Pengusaha Protes Jokowi Naikkan Cukai Rokok 23%

Pengusaha Protes Jokowi Naikkan Cukai Rokok 23%

Ilustrasi.

Jakarta - Pemerintahan Presiden Joko Widodo (Jokowi) sepakat menaikkan tarif cukai rokok sebesar 23% dan harga jual eceran (HJE) sebesar 35% mulai 1 Januari 2020. Pengusaha menilai kebijakan tersebut memberatkan industri tembakau.

Ketua Umum Gabungan Perserikatan Pabrik Rokok Indonesia (GAPPRI) Henry Najoan menganggap pemerintah tak peduli nasib petani tembakau dan nasib tenaga kerja. Keputusan itu dinilai memberatkan Industri Hasil Tembakau (IHT), karena tidak pernah diminta masukan.

"Keputusan yang dilakukan pemerintah ini juga tidak pernah dikomunikasikan dengan kalangan industri," kata Henry menurut keterangan resminya, Sabtu (14/9/2019).

Baca juga: 6 Fakta Pencabutan Bebas Cukai Rokok dan Mikol di Batam

Henry juga membeberkan dengan naiknya cukai tersebut setoran ke pemerintah akan naik drastis. Kenaikan ini juga dikhawatirkan memicu rokok ilegal marak beredar. Selain itu, PT HM Sampoerna Tbk juga protes akan kebijakan tersebut.

 

1. Setoran ke Pemerintah Bakal Tembus Rp 200 Triliun

Henry mengungkapkan, bila cukai naik 23% dan HJE naik 35% di tahun 2020, maka industri harus setor cukai dikisaran Rp 185 triliun, mengingat target cukai tahun ini Rp 157 triliun, belum termasuk Pajak Rokok 10% dan Ppn 9,1% dari HJE.

"Dengan demikian setoran kami ke pemerintah bisa mencapai Rp 200 triliun. Belum pernah terjadi kenaikan cukai dan HJE yang sebesar ini. Benar-benar di luar nalar kami!" tegas Henry.

Ia juga menyoroti rencana pemerintah untuk simplifikasi atau menggabungkan layer (golongan) rokok. Menurutnya, rencana tersebut dapat menjadi ancaman bagi IHT.

"Belum lagi rencana simplifikasi atau penggabungan layer yang akan dilakukan pemerintah. Simplifikasi cukai merupakan ancaman bagi industri," papar dia.

 

2. Kenaikan Tarif Cukai Bisa Picu Maraknya Rokok Ilegal

Henry khawatir dengan dinaikkannya cukai, maka peredaran rokok ilegal semakin marak. Ia mengatakan, saat cukai naik 10% saja peredaran rokok ilegal demikian marak. Dengan kenaikan cukai 23% dan kenaikan HJE 35% dapat dipastikan peredaran rokok ilegal akan semakin marak.

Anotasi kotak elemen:
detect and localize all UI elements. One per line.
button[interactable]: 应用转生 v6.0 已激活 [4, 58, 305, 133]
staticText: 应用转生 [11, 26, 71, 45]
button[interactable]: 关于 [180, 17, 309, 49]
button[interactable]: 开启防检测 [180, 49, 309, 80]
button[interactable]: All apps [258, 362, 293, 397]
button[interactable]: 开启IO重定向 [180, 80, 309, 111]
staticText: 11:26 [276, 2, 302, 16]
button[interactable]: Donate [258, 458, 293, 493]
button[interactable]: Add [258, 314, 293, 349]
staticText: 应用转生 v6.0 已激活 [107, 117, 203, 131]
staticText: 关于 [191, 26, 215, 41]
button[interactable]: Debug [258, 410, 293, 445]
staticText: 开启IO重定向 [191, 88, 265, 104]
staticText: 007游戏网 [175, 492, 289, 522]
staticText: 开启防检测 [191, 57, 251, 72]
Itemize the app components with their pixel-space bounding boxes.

* * *

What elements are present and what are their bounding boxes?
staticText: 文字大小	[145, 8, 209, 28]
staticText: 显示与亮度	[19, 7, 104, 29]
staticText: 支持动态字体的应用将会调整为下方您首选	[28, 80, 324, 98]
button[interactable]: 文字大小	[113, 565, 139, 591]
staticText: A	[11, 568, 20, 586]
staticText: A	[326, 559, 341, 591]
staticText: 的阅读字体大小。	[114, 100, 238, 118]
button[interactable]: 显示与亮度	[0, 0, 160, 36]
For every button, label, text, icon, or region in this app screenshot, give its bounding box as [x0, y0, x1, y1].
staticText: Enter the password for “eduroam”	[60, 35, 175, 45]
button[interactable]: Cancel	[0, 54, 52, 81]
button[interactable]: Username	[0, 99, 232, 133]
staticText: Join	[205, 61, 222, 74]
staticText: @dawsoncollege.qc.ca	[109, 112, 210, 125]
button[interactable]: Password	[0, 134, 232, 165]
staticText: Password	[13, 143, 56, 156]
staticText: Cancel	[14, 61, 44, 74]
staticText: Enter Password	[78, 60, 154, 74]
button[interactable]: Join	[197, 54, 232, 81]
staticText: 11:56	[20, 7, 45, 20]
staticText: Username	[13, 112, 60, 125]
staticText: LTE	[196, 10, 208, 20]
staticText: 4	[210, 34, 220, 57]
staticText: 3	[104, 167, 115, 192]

* Tugas yang Diminta *
(1) Menurut berita kenaikan cukai rokok, berapa target cukai tahun ini yang disebut Henry?
(2) Silakan lanjutkan berita kenaikan cukai rokok setelah kalimat terakhirnya.

* Jawaban Tertulis *
(1) Rp 157 triliun.

(2)
Baca juga: Penerapan Cukai Rokok dan Mikol, Kadin: Ada Upaya Keras Batam Jadi KEK

"Masalah lain yang dihadapi industri adalah peredaran rokok ilegal. Saat cukai naik 10% saja peredaran rokok ilegal demikian marak. Kalau cukai naik 23% dan HJE naik 35% dapat dipastikan peredaran rokok ilegal akan semakin marak," terang Henry.

Selain itu, maraknya rokok elektrik juga ancaman bagi IHT. Rokok elektrik saat ini mulai tumbuh dengan perlakuan peraturan yang berbeda dengan rokok konvensional. Maka. kenaikan cukai dan HJE, serta maraknya rokok elektrik, menurut Henry, produksi IHT akan semakin menurun.

Sehingga, ia mengatakan, hal tersebut akan berdampak pada tenaga kerja di IHT. Kemudian, serapan tembakau dan cengkeh dari petani juga akan menurun.

"Dan akan berakibat kepada menurunnya penyerapan tembakau dan cengkeh, serta dampak kepada tenaga kerja," tutur Henry.


3. Pengusaha Protes Jokowi Naikkan Cukai Rokok 23%

PT HM Sampoerna Tbk. (Sampoerna) menilai kebijakan pemerintah menaikkan cukai rokok 23%, dan HJE 35%, itu mengganggu ekosistem industri.

"Kami menilai kenaikan ini mengejutkan dan akan mengganggu ekosistem industri hasil tembakau (IHT) nasional," kata Direktur Sampoerna Troy Modlin menurut keterangan resminya, Sabtu (14/9/2019).

Selain itu, Troy mengatakan, Sampoerna belum menerima rincian kebijakan tersebut dari pemerintah.

"PT HM Sampoerna Tbk. (Sampoerna) belum mendapatkan rincian aturan kebijakan cukai tersebut," ungkapnya.

Langkah ini dinilai bisa berdampak pada keberlangsungan penyerapan tenaga kerja. Ia kemudian memberikan beberapa rekomendasi untuk pemerintah demi mendukung kelangsungan penyerapan tenaga kerja.

"Jika pemerintah bermaksud untuk memberlakukan kebijakan cukai yang dapat mendukung kelangsungan penyerapan tenaga kerja, kami merekomendasikan agar pemerintah menutup celah cukai pada sigaret buatan mesin sesegera mungkin, yaitu menggabungkan volume produksi Sigaret Putih Mesin (SPM) dan Sigaret Kretek Mesin (SKM) menjadi 3 miliar batang per tahun," terang dia.

Selain itu, langkah yang disarankan, kata Troy, yakni memastikan tarif cukai SKM/SPM lebih tinggi dari tarif cukai SKT. Perlu diketahui, saat ini tarif cukai SKM berkisar Rp 370-590 per batang. Kemudian, untuk tarif cukai SPM berkisar Rp 355-625 per batang. Sedangkan, tarif cukai SKT berkisar Rp 100-365.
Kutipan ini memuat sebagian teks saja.